Lift out each line of the data that holds "trains".

===== EXCERPTED DATA

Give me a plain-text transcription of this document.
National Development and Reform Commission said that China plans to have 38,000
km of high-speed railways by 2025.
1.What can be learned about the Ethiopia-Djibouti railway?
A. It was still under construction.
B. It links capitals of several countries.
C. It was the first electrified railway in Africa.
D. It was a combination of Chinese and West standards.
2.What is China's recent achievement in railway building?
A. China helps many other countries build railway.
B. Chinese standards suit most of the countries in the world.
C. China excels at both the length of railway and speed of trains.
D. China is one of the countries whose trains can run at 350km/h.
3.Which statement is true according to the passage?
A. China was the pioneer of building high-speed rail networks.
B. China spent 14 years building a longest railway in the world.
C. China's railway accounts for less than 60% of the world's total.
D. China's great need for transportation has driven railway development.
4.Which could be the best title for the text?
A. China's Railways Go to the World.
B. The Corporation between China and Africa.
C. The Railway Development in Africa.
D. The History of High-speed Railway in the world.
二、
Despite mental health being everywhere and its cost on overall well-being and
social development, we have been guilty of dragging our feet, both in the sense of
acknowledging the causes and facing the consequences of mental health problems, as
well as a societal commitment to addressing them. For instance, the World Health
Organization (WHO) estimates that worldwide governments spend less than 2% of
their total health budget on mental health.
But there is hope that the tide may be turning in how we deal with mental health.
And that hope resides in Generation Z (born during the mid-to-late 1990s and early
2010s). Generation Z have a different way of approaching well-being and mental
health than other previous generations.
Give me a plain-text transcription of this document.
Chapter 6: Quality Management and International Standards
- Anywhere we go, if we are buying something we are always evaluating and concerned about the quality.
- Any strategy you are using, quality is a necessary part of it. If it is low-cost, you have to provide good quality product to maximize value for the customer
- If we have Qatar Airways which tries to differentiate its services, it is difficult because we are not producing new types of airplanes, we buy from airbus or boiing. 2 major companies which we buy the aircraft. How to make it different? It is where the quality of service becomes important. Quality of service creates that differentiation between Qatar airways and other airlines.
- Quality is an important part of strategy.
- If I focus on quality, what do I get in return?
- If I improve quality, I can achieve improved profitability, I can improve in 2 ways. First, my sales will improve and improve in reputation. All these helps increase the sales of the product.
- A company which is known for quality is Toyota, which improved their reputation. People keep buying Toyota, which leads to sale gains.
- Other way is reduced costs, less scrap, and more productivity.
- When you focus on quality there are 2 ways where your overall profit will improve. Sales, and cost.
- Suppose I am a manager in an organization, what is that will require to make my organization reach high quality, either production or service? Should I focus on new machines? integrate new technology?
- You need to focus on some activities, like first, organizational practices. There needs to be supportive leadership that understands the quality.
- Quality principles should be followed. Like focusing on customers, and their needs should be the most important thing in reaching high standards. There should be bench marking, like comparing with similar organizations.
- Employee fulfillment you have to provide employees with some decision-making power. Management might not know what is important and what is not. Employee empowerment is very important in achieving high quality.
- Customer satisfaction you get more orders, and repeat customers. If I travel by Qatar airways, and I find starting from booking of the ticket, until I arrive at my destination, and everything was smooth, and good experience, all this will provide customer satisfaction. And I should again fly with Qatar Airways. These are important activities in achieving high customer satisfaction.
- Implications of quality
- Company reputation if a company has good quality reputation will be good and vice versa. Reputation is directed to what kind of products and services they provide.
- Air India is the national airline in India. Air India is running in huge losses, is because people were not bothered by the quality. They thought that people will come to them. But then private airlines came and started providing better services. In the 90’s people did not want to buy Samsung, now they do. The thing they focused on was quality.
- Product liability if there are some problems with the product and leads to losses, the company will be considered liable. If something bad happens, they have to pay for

==========

**RESULT OF THE EXERCISE:**
C. China excels at both the length of railway and speed of trains.
D. China is one of the countries whose trains can run at 350km/h.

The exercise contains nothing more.